Write the entries below out again exactly; any picture in them stays out.
** BEGIN Dataset **
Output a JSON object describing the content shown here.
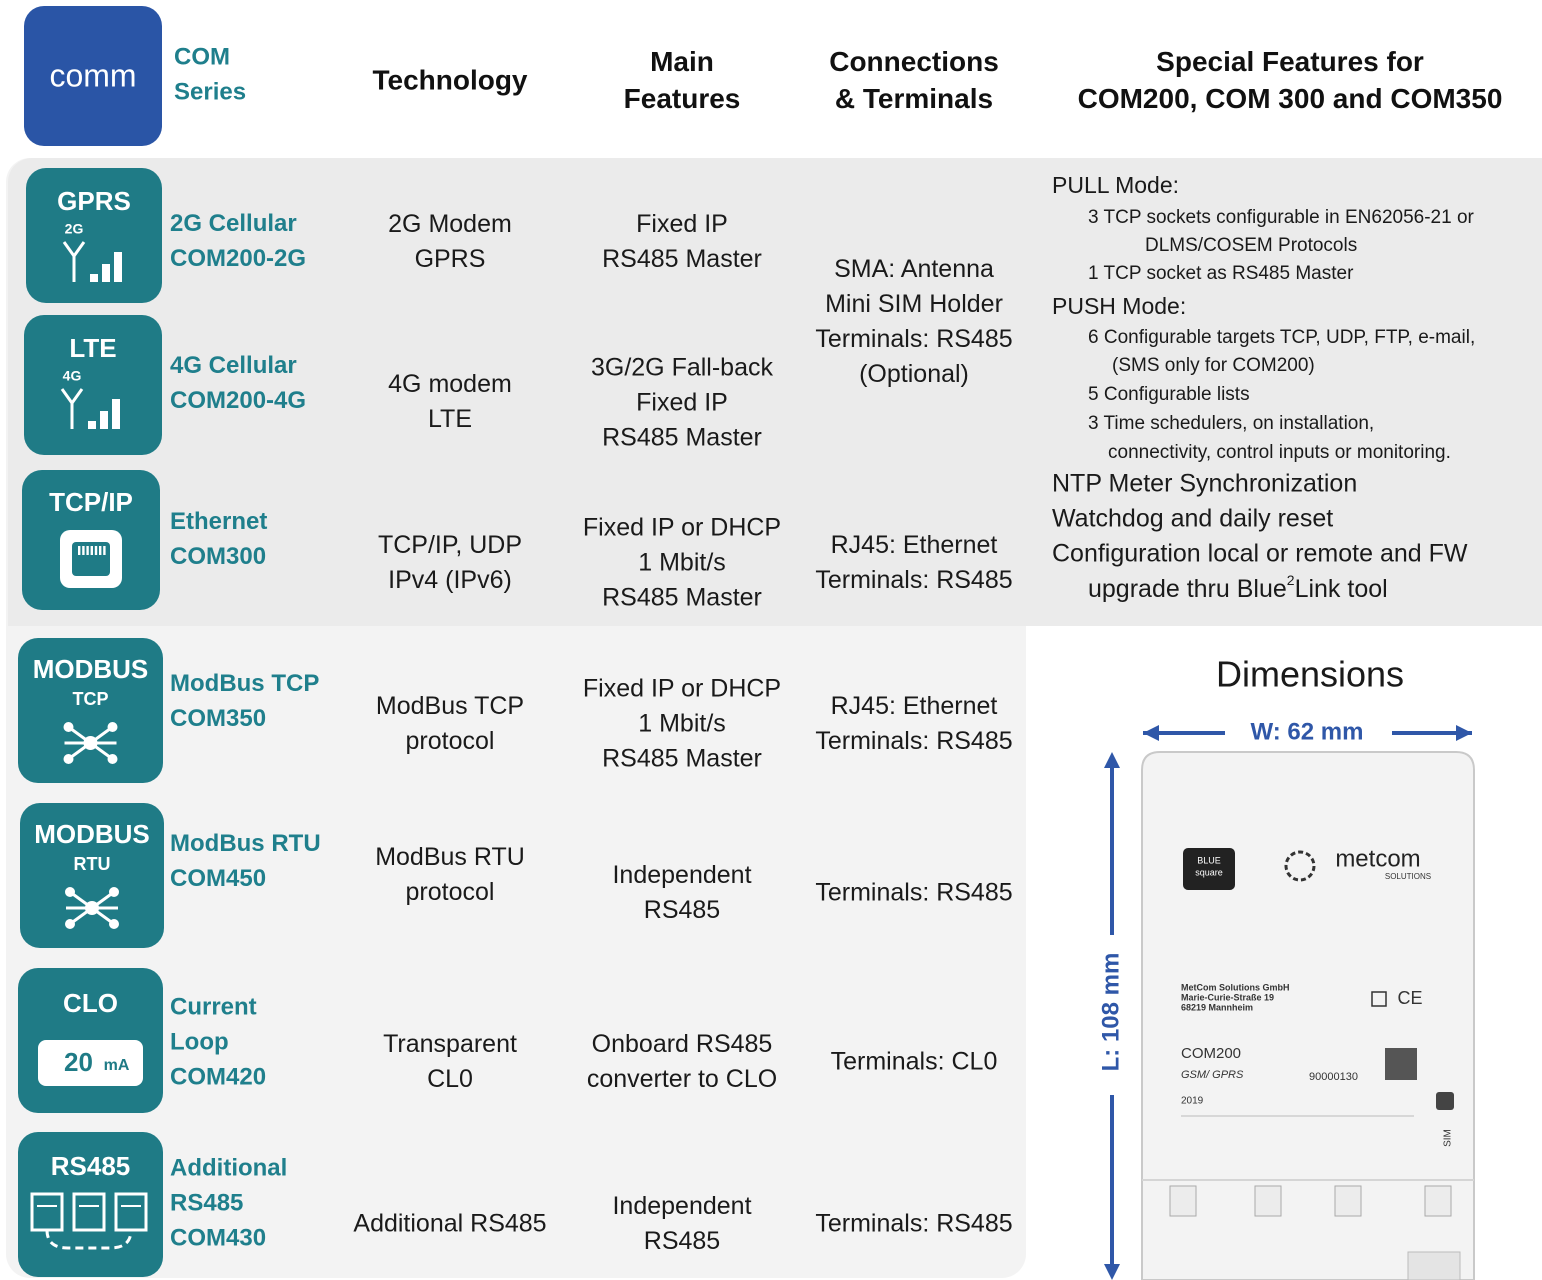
{
  "header": {
    "logo": "comm",
    "series": [
      "COM",
      "Series"
    ],
    "columns": [
      [
        "Technology"
      ],
      [
        "Main",
        "Features"
      ],
      [
        "Connections",
        "& Terminals"
      ],
      [
        "Special Features for",
        "COM200, COM 300 and COM350"
      ]
    ]
  },
  "rows": [
    {
      "icon": [
        "GPRS",
        "2G"
      ],
      "name": [
        "2G Cellular",
        "COM200-2G"
      ],
      "technology": [
        "2G Modem",
        "GPRS"
      ],
      "features": [
        "Fixed IP",
        "RS485 Master"
      ],
      "connections": [
        "SMA: Antenna",
        "Mini SIM Holder",
        "Terminals: RS485",
        "(Optional)"
      ]
    },
    {
      "icon": [
        "LTE",
        "4G"
      ],
      "name": [
        "4G Cellular",
        "COM200-4G"
      ],
      "technology": [
        "4G modem",
        "LTE"
      ],
      "features": [
        "3G/2G Fall-back",
        "Fixed IP",
        "RS485 Master"
      ]
    },
    {
      "icon": [
        "TCP/IP"
      ],
      "name": [
        "Ethernet",
        "COM300"
      ],
      "technology": [
        "TCP/IP, UDP",
        "IPv4 (IPv6)"
      ],
      "features": [
        "Fixed IP or DHCP",
        "1 Mbit/s",
        "RS485 Master"
      ],
      "connections": [
        "RJ45: Ethernet",
        "Terminals: RS485"
      ]
    },
    {
      "icon": [
        "MODBUS",
        "TCP"
      ],
      "name": [
        "ModBus TCP",
        "COM350"
      ],
      "technology": [
        "ModBus TCP",
        "protocol"
      ],
      "features": [
        "Fixed IP or DHCP",
        "1 Mbit/s",
        "RS485 Master"
      ],
      "connections": [
        "RJ45: Ethernet",
        "Terminals: RS485"
      ]
    },
    {
      "icon": [
        "MODBUS",
        "RTU"
      ],
      "name": [
        "ModBus RTU",
        "COM450"
      ],
      "technology": [
        "ModBus RTU",
        "protocol"
      ],
      "features": [
        "Independent",
        "RS485"
      ],
      "connections": [
        "Terminals: RS485"
      ]
    },
    {
      "icon": [
        "CLO",
        "20",
        "mA"
      ],
      "name": [
        "Current",
        "Loop",
        "COM420"
      ],
      "technology": [
        "Transparent",
        "CL0"
      ],
      "features": [
        "Onboard RS485",
        "converter to CLO"
      ],
      "connections": [
        "Terminals: CL0"
      ]
    },
    {
      "icon": [
        "RS485"
      ],
      "name": [
        "Additional",
        "RS485",
        "COM430"
      ],
      "technology": [
        "Additional RS485"
      ],
      "features": [
        "Independent",
        "RS485"
      ],
      "connections": [
        "Terminals: RS485"
      ]
    }
  ],
  "special_features": [
    "PULL Mode:",
    "3 TCP sockets configurable in EN62056-21 or",
    "DLMS/COSEM Protocols",
    "1 TCP socket as RS485 Master",
    "PUSH Mode:",
    "6 Configurable targets TCP, UDP, FTP, e-mail,",
    "(SMS only for COM200)",
    "5 Configurable lists",
    "3 Time schedulers, on installation,",
    "connectivity, control inputs or monitoring.",
    "NTP Meter Synchronization",
    "Watchdog and daily reset",
    "Configuration local or remote and FW",
    [
      "upgrade thru Blue",
      "2",
      "Link tool"
    ]
  ],
  "dimensions": {
    "title": "Dimensions",
    "width": "W: 62 mm",
    "length": "L: 108 mm"
  },
  "device": {
    "brand": [
      "BLUE",
      "square"
    ],
    "logo": [
      "metcom",
      "SOLUTIONS"
    ],
    "address": [
      "MetCom Solutions GmbH",
      "Marie-Curie-Straße 19",
      "68219 Mannheim"
    ],
    "ce": "CE",
    "model": "COM200",
    "tech": "GSM/ GPRS",
    "year": "2019",
    "serial": "90000130",
    "sim": "SIM"
  }
}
** END Dataset **
__Solution for this task__.
Output a JSON object describing the content shown here.
{
  "header": {
    "logo": "comm",
    "series": [
      "COM",
      "Series"
    ],
    "columns": [
      [
        "Technology"
      ],
      [
        "Main",
        "Features"
      ],
      [
        "Connections",
        "& Terminals"
      ],
      [
        "Special Features for",
        "COM200, COM 300 and COM350"
      ]
    ]
  },
  "rows": [
    {
      "icon": [
        "GPRS",
        "2G"
      ],
      "name": [
        "2G Cellular",
        "COM200-2G"
      ],
      "technology": [
        "2G Modem",
        "GPRS"
      ],
      "features": [
        "Fixed IP",
        "RS485 Master"
      ],
      "connections": [
        "SMA: Antenna",
        "Mini SIM Holder",
        "Terminals: RS485",
        "(Optional)"
      ]
    },
    {
      "icon": [
        "LTE",
        "4G"
      ],
      "name": [
        "4G Cellular",
        "COM200-4G"
      ],
      "technology": [
        "4G modem",
        "LTE"
      ],
      "features": [
        "3G/2G Fall-back",
        "Fixed IP",
        "RS485 Master"
      ]
    },
    {
      "icon": [
        "TCP/IP"
      ],
      "name": [
        "Ethernet",
        "COM300"
      ],
      "technology": [
        "TCP/IP, UDP",
        "IPv4 (IPv6)"
      ],
      "features": [
        "Fixed IP or DHCP",
        "1 Mbit/s",
        "RS485 Master"
      ],
      "connections": [
        "RJ45: Ethernet",
        "Terminals: RS485"
      ]
    },
    {
      "icon": [
        "MODBUS",
        "TCP"
      ],
      "name": [
        "ModBus TCP",
        "COM350"
      ],
      "technology": [
        "ModBus TCP",
        "protocol"
      ],
      "features": [
        "Fixed IP or DHCP",
        "1 Mbit/s",
        "RS485 Master"
      ],
      "connections": [
        "RJ45: Ethernet",
        "Terminals: RS485"
      ]
    },
    {
      "icon": [
        "MODBUS",
        "RTU"
      ],
      "name": [
        "ModBus RTU",
        "COM450"
      ],
      "technology": [
        "ModBus RTU",
        "protocol"
      ],
      "features": [
        "Independent",
        "RS485"
      ],
      "connections": [
        "Terminals: RS485"
      ]
    },
    {
      "icon": [
        "CLO",
        "20",
        "mA"
      ],
      "name": [
        "Current",
        "Loop",
        "COM420"
      ],
      "technology": [
        "Transparent",
        "CL0"
      ],
      "features": [
        "Onboard RS485",
        "converter to CLO"
      ],
      "connections": [
        "Terminals: CL0"
      ]
    },
    {
      "icon": [
        "RS485"
      ],
      "name": [
        "Additional",
        "RS485",
        "COM430"
      ],
      "technology": [
        "Additional RS485"
      ],
      "features": [
        "Independent",
        "RS485"
      ],
      "connections": [
        "Terminals: RS485"
      ]
    }
  ],
  "special_features": [
    "PULL Mode:",
    "3 TCP sockets configurable in EN62056-21 or",
    "DLMS/COSEM Protocols",
    "1 TCP socket as RS485 Master",
    "PUSH Mode:",
    "6 Configurable targets TCP, UDP, FTP, e-mail,",
    "(SMS only for COM200)",
    "5 Configurable lists",
    "3 Time schedulers, on installation,",
    "connectivity, control inputs or monitoring.",
    "NTP Meter Synchronization",
    "Watchdog and daily reset",
    "Configuration local or remote and FW",
    [
      "upgrade thru Blue",
      "2",
      "Link tool"
    ]
  ],
  "dimensions": {
    "title": "Dimensions",
    "width": "W: 62 mm",
    "length": "L: 108 mm"
  },
  "device": {
    "brand": [
      "BLUE",
      "square"
    ],
    "logo": [
      "metcom",
      "SOLUTIONS"
    ],
    "address": [
      "MetCom Solutions GmbH",
      "Marie-Curie-Straße 19",
      "68219 Mannheim"
    ],
    "ce": "CE",
    "model": "COM200",
    "tech": "GSM/ GPRS",
    "year": "2019",
    "serial": "90000130",
    "sim": "SIM"
  }
}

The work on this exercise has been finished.